--- AIM OF THE TASK ---
Repeat all of the records verbatim.

--- TASK DATA ---
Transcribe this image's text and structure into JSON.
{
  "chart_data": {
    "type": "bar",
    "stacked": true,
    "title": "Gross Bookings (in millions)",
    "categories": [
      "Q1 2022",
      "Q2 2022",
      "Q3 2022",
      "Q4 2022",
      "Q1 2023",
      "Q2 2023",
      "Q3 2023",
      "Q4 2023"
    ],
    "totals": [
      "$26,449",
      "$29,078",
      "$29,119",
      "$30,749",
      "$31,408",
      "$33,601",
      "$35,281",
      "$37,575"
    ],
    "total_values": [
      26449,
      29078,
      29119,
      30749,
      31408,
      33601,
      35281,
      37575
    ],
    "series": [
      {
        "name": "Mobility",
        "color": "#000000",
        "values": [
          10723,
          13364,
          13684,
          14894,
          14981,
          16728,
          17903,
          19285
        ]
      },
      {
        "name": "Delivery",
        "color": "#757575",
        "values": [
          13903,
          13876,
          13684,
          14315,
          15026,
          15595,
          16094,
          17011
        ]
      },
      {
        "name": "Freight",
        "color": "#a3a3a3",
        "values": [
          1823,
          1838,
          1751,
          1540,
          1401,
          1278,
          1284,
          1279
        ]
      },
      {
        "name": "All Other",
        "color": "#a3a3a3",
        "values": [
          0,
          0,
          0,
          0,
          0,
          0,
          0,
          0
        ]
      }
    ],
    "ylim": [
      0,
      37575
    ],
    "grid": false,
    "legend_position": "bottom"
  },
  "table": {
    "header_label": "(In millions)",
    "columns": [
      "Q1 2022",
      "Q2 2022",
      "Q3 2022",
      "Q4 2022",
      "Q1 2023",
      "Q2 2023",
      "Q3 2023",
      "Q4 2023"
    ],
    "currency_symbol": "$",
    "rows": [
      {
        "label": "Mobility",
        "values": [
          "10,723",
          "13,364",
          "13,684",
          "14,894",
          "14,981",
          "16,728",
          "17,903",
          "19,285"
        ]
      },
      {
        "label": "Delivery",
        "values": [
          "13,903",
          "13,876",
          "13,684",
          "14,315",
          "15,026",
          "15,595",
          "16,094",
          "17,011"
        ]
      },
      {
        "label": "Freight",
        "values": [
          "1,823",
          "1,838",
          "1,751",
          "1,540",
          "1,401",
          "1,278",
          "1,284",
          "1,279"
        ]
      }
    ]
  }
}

--- WORKED ANSWER ---
Transcribe this image's text and structure into JSON.
{
  "chart_data": {
    "type": "bar",
    "stacked": true,
    "title": "Gross Bookings (in millions)",
    "categories": [
      "Q1 2022",
      "Q2 2022",
      "Q3 2022",
      "Q4 2022",
      "Q1 2023",
      "Q2 2023",
      "Q3 2023",
      "Q4 2023"
    ],
    "totals": [
      "$26,449",
      "$29,078",
      "$29,119",
      "$30,749",
      "$31,408",
      "$33,601",
      "$35,281",
      "$37,575"
    ],
    "total_values": [
      26449,
      29078,
      29119,
      30749,
      31408,
      33601,
      35281,
      37575
    ],
    "series": [
      {
        "name": "Mobility",
        "color": "#000000",
        "values": [
          10723,
          13364,
          13684,
          14894,
          14981,
          16728,
          17903,
          19285
        ]
      },
      {
        "name": "Delivery",
        "color": "#757575",
        "values": [
          13903,
          13876,
          13684,
          14315,
          15026,
          15595,
          16094,
          17011
        ]
      },
      {
        "name": "Freight",
        "color": "#a3a3a3",
        "values": [
          1823,
          1838,
          1751,
          1540,
          1401,
          1278,
          1284,
          1279
        ]
      },
      {
        "name": "All Other",
        "color": "#a3a3a3",
        "values": [
          0,
          0,
          0,
          0,
          0,
          0,
          0,
          0
        ]
      }
    ],
    "ylim": [
      0,
      37575
    ],
    "grid": false,
    "legend_position": "bottom"
  },
  "table": {
    "header_label": "(In millions)",
    "columns": [
      "Q1 2022",
      "Q2 2022",
      "Q3 2022",
      "Q4 2022",
      "Q1 2023",
      "Q2 2023",
      "Q3 2023",
      "Q4 2023"
    ],
    "currency_symbol": "$",
    "rows": [
      {
        "label": "Mobility",
        "values": [
          "10,723",
          "13,364",
          "13,684",
          "14,894",
          "14,981",
          "16,728",
          "17,903",
          "19,285"
        ]
      },
      {
        "label": "Delivery",
        "values": [
          "13,903",
          "13,876",
          "13,684",
          "14,315",
          "15,026",
          "15,595",
          "16,094",
          "17,011"
        ]
      },
      {
        "label": "Freight",
        "values": [
          "1,823",
          "1,838",
          "1,751",
          "1,540",
          "1,401",
          "1,278",
          "1,284",
          "1,279"
        ]
      }
    ]
  }
}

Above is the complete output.